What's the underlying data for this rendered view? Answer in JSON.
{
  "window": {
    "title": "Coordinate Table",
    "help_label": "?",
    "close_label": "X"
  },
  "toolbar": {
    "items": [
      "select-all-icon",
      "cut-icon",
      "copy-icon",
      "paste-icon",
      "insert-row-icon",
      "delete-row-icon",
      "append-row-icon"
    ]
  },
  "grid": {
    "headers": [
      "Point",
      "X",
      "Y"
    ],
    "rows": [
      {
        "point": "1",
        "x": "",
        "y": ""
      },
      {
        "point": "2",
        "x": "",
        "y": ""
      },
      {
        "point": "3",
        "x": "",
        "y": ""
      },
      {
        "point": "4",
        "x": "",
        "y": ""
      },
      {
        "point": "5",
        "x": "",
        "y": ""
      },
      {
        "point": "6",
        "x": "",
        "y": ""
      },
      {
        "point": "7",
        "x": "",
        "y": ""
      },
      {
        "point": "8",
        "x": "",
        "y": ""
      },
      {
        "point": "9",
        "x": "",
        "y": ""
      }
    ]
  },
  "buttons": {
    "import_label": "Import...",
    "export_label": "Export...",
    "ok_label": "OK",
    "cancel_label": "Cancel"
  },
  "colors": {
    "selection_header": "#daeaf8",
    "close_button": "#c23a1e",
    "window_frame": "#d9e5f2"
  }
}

Task directions
Output the records verbatim, from the first line to the last.

Full solution
What's the underlying data for this rendered view? Answer in JSON.
{
  "window": {
    "title": "Coordinate Table",
    "help_label": "?",
    "close_label": "X"
  },
  "toolbar": {
    "items": [
      "select-all-icon",
      "cut-icon",
      "copy-icon",
      "paste-icon",
      "insert-row-icon",
      "delete-row-icon",
      "append-row-icon"
    ]
  },
  "grid": {
    "headers": [
      "Point",
      "X",
      "Y"
    ],
    "rows": [
      {
        "point": "1",
        "x": "",
        "y": ""
      },
      {
        "point": "2",
        "x": "",
        "y": ""
      },
      {
        "point": "3",
        "x": "",
        "y": ""
      },
      {
        "point": "4",
        "x": "",
        "y": ""
      },
      {
        "point": "5",
        "x": "",
        "y": ""
      },
      {
        "point": "6",
        "x": "",
        "y": ""
      },
      {
        "point": "7",
        "x": "",
        "y": ""
      },
      {
        "point": "8",
        "x": "",
        "y": ""
      },
      {
        "point": "9",
        "x": "",
        "y": ""
      }
    ]
  },
  "buttons": {
    "import_label": "Import...",
    "export_label": "Export...",
    "ok_label": "OK",
    "cancel_label": "Cancel"
  },
  "colors": {
    "selection_header": "#daeaf8",
    "close_button": "#c23a1e",
    "window_frame": "#d9e5f2"
  }
}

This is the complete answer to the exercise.